WHAT TO DO: Look over the lines below. Report each one that includes the string "xlabel".

-------- EXTRACTED INFORMATION --------

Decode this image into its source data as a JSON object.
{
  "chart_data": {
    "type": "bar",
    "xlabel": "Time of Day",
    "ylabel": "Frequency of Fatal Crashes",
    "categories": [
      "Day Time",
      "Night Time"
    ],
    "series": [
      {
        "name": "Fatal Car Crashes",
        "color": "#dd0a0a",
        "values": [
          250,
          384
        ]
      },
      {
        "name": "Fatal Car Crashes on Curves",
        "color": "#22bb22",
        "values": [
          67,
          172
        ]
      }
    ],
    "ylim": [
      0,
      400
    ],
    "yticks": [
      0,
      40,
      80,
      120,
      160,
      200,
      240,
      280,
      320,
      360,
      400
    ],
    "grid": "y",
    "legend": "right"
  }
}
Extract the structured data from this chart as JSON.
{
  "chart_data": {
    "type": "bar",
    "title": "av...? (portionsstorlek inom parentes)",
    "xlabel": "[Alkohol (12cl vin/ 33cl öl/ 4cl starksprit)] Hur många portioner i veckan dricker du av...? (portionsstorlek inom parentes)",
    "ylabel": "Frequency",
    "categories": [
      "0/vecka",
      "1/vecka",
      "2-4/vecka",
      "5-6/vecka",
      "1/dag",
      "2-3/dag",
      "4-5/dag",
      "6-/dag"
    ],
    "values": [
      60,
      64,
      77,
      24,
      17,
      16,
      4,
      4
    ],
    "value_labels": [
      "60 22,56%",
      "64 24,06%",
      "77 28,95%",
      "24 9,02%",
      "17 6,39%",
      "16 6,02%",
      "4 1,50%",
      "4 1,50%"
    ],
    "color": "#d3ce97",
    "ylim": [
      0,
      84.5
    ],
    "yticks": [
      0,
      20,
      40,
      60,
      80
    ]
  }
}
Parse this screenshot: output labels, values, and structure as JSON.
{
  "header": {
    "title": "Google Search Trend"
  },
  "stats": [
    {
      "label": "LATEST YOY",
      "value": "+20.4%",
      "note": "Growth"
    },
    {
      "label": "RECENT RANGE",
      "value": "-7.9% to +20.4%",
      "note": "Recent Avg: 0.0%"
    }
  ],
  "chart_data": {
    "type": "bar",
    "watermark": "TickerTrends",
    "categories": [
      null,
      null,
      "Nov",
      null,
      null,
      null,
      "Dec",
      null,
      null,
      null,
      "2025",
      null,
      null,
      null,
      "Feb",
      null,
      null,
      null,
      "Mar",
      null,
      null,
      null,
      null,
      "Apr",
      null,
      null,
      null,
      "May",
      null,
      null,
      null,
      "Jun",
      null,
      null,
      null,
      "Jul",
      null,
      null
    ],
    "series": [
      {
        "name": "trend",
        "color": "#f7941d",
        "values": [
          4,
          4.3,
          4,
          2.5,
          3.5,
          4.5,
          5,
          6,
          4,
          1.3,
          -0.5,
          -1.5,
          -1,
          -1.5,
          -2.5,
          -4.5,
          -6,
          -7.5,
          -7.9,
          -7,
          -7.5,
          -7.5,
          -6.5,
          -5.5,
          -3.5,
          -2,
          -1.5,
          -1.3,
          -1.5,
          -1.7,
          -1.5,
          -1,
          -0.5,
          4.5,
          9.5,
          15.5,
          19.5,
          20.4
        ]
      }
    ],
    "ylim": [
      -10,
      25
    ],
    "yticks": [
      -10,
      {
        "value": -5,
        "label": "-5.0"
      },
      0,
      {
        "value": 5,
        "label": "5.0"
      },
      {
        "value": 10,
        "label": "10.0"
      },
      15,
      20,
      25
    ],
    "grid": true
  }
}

--------

ANSWER TO THIS EXERCISE:
    "xlabel": "Time of Day",
    "xlabel": "[Alkohol (12cl vin/ 33cl öl/ 4cl starksprit)] Hur många portioner i veckan dricker du av...? (portionsstorlek inom parentes)",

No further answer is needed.